Please find all lines in the data that hold the string "color" and copy them.

— Begin DATASET ROWS —

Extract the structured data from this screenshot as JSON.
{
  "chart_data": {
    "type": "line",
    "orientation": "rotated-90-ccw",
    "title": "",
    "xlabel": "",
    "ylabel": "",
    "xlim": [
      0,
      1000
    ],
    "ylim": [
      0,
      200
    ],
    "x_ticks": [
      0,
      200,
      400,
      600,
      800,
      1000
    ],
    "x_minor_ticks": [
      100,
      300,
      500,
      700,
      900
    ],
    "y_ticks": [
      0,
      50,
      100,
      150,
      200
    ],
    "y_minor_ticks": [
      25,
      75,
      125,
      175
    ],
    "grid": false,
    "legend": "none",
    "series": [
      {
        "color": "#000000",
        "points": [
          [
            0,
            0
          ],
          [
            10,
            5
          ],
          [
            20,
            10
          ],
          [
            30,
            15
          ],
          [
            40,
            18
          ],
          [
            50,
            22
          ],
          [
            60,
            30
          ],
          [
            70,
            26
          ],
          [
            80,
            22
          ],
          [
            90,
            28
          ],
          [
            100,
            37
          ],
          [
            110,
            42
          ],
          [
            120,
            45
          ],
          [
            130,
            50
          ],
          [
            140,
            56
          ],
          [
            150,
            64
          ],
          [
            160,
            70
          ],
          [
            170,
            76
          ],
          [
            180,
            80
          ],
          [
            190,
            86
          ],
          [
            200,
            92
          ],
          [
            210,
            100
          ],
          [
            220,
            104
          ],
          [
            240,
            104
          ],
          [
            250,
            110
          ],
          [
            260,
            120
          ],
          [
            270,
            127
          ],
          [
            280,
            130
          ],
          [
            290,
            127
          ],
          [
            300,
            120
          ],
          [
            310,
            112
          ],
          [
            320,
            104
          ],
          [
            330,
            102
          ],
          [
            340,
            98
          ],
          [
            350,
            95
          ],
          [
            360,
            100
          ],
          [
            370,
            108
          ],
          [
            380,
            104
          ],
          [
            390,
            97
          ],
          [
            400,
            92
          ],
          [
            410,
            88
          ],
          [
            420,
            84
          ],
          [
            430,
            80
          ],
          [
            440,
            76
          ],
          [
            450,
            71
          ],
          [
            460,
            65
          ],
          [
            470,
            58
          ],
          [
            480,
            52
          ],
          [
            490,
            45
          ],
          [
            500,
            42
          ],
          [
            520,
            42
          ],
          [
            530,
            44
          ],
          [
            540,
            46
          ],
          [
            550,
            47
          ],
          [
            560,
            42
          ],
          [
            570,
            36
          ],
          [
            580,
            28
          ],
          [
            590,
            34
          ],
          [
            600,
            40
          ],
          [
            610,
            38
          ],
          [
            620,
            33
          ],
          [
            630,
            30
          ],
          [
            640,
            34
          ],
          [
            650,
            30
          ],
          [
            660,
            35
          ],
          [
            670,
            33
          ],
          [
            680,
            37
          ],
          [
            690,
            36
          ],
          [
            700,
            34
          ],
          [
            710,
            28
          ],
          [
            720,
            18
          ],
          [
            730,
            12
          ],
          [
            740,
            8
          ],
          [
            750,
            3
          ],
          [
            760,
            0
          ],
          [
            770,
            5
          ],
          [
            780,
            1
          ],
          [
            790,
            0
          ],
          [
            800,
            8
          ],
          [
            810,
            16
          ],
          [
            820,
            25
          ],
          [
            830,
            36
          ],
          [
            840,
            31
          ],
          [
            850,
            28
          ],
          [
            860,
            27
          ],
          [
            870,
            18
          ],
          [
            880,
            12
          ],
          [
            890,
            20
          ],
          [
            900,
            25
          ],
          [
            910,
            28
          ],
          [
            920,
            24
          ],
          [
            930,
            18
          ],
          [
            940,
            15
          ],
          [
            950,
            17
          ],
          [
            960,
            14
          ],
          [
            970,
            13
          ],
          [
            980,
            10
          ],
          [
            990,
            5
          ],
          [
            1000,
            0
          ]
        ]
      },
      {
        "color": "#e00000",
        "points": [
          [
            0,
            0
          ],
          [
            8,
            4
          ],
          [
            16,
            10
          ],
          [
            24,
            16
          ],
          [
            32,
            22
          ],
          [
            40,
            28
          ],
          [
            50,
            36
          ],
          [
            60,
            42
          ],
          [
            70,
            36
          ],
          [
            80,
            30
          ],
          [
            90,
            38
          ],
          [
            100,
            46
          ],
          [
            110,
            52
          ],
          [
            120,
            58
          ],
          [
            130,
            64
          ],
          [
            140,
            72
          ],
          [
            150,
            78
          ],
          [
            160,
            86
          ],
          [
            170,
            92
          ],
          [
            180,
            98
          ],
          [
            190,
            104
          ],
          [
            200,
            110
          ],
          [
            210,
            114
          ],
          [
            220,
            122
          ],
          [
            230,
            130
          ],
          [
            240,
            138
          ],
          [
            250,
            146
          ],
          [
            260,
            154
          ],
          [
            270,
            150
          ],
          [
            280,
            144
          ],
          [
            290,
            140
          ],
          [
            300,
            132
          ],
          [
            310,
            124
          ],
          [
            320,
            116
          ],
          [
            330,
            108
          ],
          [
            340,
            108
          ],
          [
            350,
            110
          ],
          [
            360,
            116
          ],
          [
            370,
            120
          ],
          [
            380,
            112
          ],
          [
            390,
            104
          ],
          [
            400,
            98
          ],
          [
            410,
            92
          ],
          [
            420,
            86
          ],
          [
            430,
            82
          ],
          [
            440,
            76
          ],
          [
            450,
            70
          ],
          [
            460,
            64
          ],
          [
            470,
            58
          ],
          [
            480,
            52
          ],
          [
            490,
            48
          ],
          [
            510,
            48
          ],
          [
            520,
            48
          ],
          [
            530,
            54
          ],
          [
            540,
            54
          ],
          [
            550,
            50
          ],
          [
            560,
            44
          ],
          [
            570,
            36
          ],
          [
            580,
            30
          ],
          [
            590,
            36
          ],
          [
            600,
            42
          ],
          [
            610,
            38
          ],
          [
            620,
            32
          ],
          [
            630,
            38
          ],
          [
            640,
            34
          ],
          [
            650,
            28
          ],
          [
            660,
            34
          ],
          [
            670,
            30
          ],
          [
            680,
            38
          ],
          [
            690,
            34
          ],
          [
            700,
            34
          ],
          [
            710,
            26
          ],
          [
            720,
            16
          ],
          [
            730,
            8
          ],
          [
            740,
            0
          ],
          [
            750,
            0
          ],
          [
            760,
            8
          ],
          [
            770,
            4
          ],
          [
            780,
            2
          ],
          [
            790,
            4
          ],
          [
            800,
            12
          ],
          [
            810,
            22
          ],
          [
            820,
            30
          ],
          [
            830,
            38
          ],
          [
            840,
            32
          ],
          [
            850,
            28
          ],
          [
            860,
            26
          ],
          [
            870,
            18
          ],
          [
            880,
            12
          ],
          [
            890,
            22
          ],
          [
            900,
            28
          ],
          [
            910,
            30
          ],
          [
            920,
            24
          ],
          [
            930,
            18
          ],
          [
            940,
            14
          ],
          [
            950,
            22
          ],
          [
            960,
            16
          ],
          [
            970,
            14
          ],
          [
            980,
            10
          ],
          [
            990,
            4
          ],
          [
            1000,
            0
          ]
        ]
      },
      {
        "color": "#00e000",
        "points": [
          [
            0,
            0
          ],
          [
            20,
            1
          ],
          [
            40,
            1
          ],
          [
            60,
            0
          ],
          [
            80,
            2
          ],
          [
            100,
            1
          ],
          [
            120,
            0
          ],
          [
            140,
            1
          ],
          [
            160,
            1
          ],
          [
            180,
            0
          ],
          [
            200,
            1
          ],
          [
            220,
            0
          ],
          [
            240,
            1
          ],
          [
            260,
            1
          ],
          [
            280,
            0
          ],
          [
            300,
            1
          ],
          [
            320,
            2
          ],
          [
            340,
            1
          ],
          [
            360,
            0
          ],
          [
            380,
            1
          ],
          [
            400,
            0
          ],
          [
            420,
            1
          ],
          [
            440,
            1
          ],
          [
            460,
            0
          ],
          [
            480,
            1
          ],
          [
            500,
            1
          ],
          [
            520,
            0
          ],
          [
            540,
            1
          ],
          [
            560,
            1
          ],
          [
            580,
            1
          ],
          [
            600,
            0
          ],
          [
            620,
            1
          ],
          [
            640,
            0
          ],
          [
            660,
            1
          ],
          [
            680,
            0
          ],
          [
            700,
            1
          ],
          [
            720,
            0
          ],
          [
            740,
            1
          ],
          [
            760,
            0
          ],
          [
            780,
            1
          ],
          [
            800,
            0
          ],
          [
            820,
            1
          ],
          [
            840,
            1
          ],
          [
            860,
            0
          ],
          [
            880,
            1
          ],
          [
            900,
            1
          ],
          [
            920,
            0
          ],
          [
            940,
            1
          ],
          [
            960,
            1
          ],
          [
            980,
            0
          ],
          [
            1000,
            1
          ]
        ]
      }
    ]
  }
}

— End DATASET ROWS —

EXERCISE ANSWER:
        "color": "#000000",
        "color": "#e00000",
        "color": "#00e000",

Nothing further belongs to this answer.